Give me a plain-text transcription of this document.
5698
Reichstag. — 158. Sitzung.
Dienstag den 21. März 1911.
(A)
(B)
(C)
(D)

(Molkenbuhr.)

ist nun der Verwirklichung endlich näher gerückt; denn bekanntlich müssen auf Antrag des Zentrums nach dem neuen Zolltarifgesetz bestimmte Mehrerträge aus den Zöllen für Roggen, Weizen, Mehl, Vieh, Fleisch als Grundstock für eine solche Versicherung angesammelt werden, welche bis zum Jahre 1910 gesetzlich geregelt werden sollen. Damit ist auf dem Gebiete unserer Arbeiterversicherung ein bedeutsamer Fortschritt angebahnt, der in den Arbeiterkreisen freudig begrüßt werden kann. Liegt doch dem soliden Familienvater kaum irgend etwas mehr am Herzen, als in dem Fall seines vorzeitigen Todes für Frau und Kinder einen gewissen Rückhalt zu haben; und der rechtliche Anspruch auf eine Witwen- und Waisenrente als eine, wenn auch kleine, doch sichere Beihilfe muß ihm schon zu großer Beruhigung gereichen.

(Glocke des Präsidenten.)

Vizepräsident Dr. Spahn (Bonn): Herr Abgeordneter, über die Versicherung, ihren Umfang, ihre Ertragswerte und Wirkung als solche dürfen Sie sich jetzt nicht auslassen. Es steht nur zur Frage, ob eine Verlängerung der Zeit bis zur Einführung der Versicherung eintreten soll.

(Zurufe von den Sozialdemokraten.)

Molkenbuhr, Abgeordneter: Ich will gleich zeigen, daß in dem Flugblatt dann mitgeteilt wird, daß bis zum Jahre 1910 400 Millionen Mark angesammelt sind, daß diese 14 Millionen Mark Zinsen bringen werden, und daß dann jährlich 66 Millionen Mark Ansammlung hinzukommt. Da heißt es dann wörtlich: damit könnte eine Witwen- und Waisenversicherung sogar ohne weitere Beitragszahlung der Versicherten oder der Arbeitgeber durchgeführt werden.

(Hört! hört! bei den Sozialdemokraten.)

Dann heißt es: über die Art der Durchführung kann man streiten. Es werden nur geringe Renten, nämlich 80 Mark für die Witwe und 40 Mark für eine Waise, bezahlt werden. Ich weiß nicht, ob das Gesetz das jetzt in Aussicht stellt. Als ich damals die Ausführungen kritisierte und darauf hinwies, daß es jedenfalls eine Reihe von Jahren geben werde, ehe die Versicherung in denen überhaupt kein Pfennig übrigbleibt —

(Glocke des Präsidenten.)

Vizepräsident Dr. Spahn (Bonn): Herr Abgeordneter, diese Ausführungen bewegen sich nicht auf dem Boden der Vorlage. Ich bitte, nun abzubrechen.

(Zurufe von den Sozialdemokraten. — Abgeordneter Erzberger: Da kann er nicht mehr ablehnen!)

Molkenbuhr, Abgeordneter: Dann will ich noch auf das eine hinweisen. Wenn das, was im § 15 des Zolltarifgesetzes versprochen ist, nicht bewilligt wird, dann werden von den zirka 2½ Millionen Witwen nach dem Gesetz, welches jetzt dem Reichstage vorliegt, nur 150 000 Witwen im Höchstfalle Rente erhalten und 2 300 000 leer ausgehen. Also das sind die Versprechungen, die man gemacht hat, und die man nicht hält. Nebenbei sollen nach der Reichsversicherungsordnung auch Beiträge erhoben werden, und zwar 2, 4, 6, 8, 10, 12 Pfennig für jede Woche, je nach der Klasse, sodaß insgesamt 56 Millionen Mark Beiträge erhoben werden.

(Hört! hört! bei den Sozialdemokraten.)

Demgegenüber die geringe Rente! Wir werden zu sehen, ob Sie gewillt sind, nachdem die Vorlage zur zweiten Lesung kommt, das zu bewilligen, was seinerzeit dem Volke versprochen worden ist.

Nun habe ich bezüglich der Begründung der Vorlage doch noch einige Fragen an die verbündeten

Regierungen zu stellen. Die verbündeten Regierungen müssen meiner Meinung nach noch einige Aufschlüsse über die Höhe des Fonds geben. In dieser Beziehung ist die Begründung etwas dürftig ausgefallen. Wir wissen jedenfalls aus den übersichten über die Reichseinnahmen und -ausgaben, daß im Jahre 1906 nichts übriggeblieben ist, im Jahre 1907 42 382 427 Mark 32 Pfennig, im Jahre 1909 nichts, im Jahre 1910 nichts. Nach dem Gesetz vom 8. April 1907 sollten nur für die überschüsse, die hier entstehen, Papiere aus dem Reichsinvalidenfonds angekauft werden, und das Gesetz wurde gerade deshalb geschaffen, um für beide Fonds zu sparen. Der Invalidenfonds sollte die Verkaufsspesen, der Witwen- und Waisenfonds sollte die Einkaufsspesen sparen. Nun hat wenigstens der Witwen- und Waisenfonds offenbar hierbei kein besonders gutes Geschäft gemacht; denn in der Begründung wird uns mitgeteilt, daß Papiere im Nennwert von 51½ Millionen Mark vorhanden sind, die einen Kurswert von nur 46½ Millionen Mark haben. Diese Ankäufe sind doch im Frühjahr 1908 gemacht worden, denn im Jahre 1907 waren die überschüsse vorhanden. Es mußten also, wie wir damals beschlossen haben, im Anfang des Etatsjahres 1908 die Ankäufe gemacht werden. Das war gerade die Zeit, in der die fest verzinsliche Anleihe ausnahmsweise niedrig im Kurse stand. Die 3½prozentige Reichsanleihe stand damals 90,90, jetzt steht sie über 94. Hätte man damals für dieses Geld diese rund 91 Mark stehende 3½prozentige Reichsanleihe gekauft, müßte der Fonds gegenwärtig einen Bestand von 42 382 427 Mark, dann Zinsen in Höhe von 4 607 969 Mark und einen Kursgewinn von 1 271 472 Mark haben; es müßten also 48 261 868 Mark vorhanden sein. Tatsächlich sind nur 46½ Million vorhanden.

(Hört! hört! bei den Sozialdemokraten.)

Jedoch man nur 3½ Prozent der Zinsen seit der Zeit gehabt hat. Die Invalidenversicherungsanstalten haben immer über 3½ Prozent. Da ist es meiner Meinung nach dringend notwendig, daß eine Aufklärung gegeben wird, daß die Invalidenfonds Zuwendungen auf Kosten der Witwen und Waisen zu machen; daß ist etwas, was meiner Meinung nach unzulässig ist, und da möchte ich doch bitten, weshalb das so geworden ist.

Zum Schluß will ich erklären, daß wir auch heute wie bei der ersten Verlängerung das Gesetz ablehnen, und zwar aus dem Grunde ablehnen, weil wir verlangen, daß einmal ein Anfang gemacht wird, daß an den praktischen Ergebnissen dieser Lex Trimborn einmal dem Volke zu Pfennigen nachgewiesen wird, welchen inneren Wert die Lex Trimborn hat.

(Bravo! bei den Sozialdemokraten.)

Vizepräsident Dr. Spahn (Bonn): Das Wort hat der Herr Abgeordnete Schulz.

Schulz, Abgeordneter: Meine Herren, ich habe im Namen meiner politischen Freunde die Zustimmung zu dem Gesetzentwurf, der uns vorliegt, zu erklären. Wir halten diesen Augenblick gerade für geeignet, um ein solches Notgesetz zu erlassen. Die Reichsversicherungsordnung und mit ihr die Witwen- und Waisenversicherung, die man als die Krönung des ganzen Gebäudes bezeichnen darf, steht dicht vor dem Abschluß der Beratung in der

### Written exercise:
Reproduce all the records precisely.

### Result of this exercise:
Give me a plain-text transcription of this document.
5698
Reichstag. — 158. Sitzung.
Dienstag den 21. März 1911.
(A)
(B)
(C)
(D)

(Molkenbuhr.)

ist nun der Verwirklichung endlich näher gerückt; denn bekanntlich müssen auf Antrag des Zentrums nach dem neuen Zolltarifgesetz bestimmte Mehrerträge aus den Zöllen für Roggen, Weizen, Mehl, Vieh, Fleisch als Grundstock für eine solche Versicherung angesammelt werden, welche bis zum Jahre 1910 gesetzlich geregelt werden sollen. Damit ist auf dem Gebiete unserer Arbeiterversicherung ein bedeutsamer Fortschritt angebahnt, der in den Arbeiterkreisen freudig begrüßt werden kann. Liegt doch dem soliden Familienvater kaum irgend etwas mehr am Herzen, als in dem Fall seines vorzeitigen Todes für Frau und Kinder einen gewissen Rückhalt zu haben; und der rechtliche Anspruch auf eine Witwen- und Waisenrente als eine, wenn auch kleine, doch sichere Beihilfe muß ihm schon zu großer Beruhigung gereichen.

(Glocke des Präsidenten.)

Vizepräsident Dr. Spahn (Bonn): Herr Abgeordneter, über die Versicherung, ihren Umfang, ihre Ertragswerte und Wirkung als solche dürfen Sie sich jetzt nicht auslassen. Es steht nur zur Frage, ob eine Verlängerung der Zeit bis zur Einführung der Versicherung eintreten soll.

(Zurufe von den Sozialdemokraten.)

Molkenbuhr, Abgeordneter: Ich will gleich zeigen, daß in dem Flugblatt dann mitgeteilt wird, daß bis zum Jahre 1910 400 Millionen Mark angesammelt sind, daß diese 14 Millionen Mark Zinsen bringen werden, und daß dann jährlich 66 Millionen Mark Ansammlung hinzukommt. Da heißt es dann wörtlich: damit könnte eine Witwen- und Waisenversicherung sogar ohne weitere Beitragszahlung der Versicherten oder der Arbeitgeber durchgeführt werden.

(Hört! hört! bei den Sozialdemokraten.)

Dann heißt es: über die Art der Durchführung kann man streiten. Es werden nur geringe Renten, nämlich 80 Mark für die Witwe und 40 Mark für eine Waise, bezahlt werden. Ich weiß nicht, ob das Gesetz das jetzt in Aussicht stellt. Als ich damals die Ausführungen kritisierte und darauf hinwies, daß es jedenfalls eine Reihe von Jahren geben werde, ehe die Versicherung in denen überhaupt kein Pfennig übrigbleibt —

(Glocke des Präsidenten.)

Vizepräsident Dr. Spahn (Bonn): Herr Abgeordneter, diese Ausführungen bewegen sich nicht auf dem Boden der Vorlage. Ich bitte, nun abzubrechen.

(Zurufe von den Sozialdemokraten. — Abgeordneter Erzberger: Da kann er nicht mehr ablehnen!)

Molkenbuhr, Abgeordneter: Dann will ich noch auf das eine hinweisen. Wenn das, was im § 15 des Zolltarifgesetzes versprochen ist, nicht bewilligt wird, dann werden von den zirka 2½ Millionen Witwen nach dem Gesetz, welches jetzt dem Reichstage vorliegt, nur 150 000 Witwen im Höchstfalle Rente erhalten und 2 300 000 leer ausgehen. Also das sind die Versprechungen, die man gemacht hat, und die man nicht hält. Nebenbei sollen nach der Reichsversicherungsordnung auch Beiträge erhoben werden, und zwar 2, 4, 6, 8, 10, 12 Pfennig für jede Woche, je nach der Klasse, sodaß insgesamt 56 Millionen Mark Beiträge erhoben werden.

(Hört! hört! bei den Sozialdemokraten.)

Demgegenüber die geringe Rente! Wir werden zu sehen, ob Sie gewillt sind, nachdem die Vorlage zur zweiten Lesung kommt, das zu bewilligen, was seinerzeit dem Volke versprochen worden ist.

Nun habe ich bezüglich der Begründung der Vorlage doch noch einige Fragen an die verbündeten

Regierungen zu stellen. Die verbündeten Regierungen müssen meiner Meinung nach noch einige Aufschlüsse über die Höhe des Fonds geben. In dieser Beziehung ist die Begründung etwas dürftig ausgefallen. Wir wissen jedenfalls aus den übersichten über die Reichseinnahmen und -ausgaben, daß im Jahre 1906 nichts übriggeblieben ist, im Jahre 1907 42 382 427 Mark 32 Pfennig, im Jahre 1909 nichts, im Jahre 1910 nichts. Nach dem Gesetz vom 8. April 1907 sollten nur für die überschüsse, die hier entstehen, Papiere aus dem Reichsinvalidenfonds angekauft werden, und das Gesetz wurde gerade deshalb geschaffen, um für beide Fonds zu sparen. Der Invalidenfonds sollte die Verkaufsspesen, der Witwen- und Waisenfonds sollte die Einkaufsspesen sparen. Nun hat wenigstens der Witwen- und Waisenfonds offenbar hierbei kein besonders gutes Geschäft gemacht; denn in der Begründung wird uns mitgeteilt, daß Papiere im Nennwert von 51½ Millionen Mark vorhanden sind, die einen Kurswert von nur 46½ Millionen Mark haben. Diese Ankäufe sind doch im Frühjahr 1908 gemacht worden, denn im Jahre 1907 waren die überschüsse vorhanden. Es mußten also, wie wir damals beschlossen haben, im Anfang des Etatsjahres 1908 die Ankäufe gemacht werden. Das war gerade die Zeit, in der die fest verzinsliche Anleihe ausnahmsweise niedrig im Kurse stand. Die 3½prozentige Reichsanleihe stand damals 90,90, jetzt steht sie über 94. Hätte man damals für dieses Geld diese rund 91 Mark stehende 3½prozentige Reichsanleihe gekauft, müßte der Fonds gegenwärtig einen Bestand von 42 382 427 Mark, dann Zinsen in Höhe von 4 607 969 Mark und einen Kursgewinn von 1 271 472 Mark haben; es müßten also 48 261 868 Mark vorhanden sein. Tatsächlich sind nur 46½ Million vorhanden.

(Hört! hört! bei den Sozialdemokraten.)

Jedoch man nur 3½ Prozent der Zinsen seit der Zeit gehabt hat. Die Invalidenversicherungsanstalten haben immer über 3½ Prozent. Da ist es meiner Meinung nach dringend notwendig, daß eine Aufklärung gegeben wird, daß die Invalidenfonds Zuwendungen auf Kosten der Witwen und Waisen zu machen; daß ist etwas, was meiner Meinung nach unzulässig ist, und da möchte ich doch bitten, weshalb das so geworden ist.

Zum Schluß will ich erklären, daß wir auch heute wie bei der ersten Verlängerung das Gesetz ablehnen, und zwar aus dem Grunde ablehnen, weil wir verlangen, daß einmal ein Anfang gemacht wird, daß an den praktischen Ergebnissen dieser Lex Trimborn einmal dem Volke zu Pfennigen nachgewiesen wird, welchen inneren Wert die Lex Trimborn hat.

(Bravo! bei den Sozialdemokraten.)

Vizepräsident Dr. Spahn (Bonn): Das Wort hat der Herr Abgeordnete Schulz.

Schulz, Abgeordneter: Meine Herren, ich habe im Namen meiner politischen Freunde die Zustimmung zu dem Gesetzentwurf, der uns vorliegt, zu erklären. Wir halten diesen Augenblick gerade für geeignet, um ein solches Notgesetz zu erlassen. Die Reichsversicherungsordnung und mit ihr die Witwen- und Waisenversicherung, die man als die Krönung des ganzen Gebäudes bezeichnen darf, steht dicht vor dem Abschluß der Beratung in der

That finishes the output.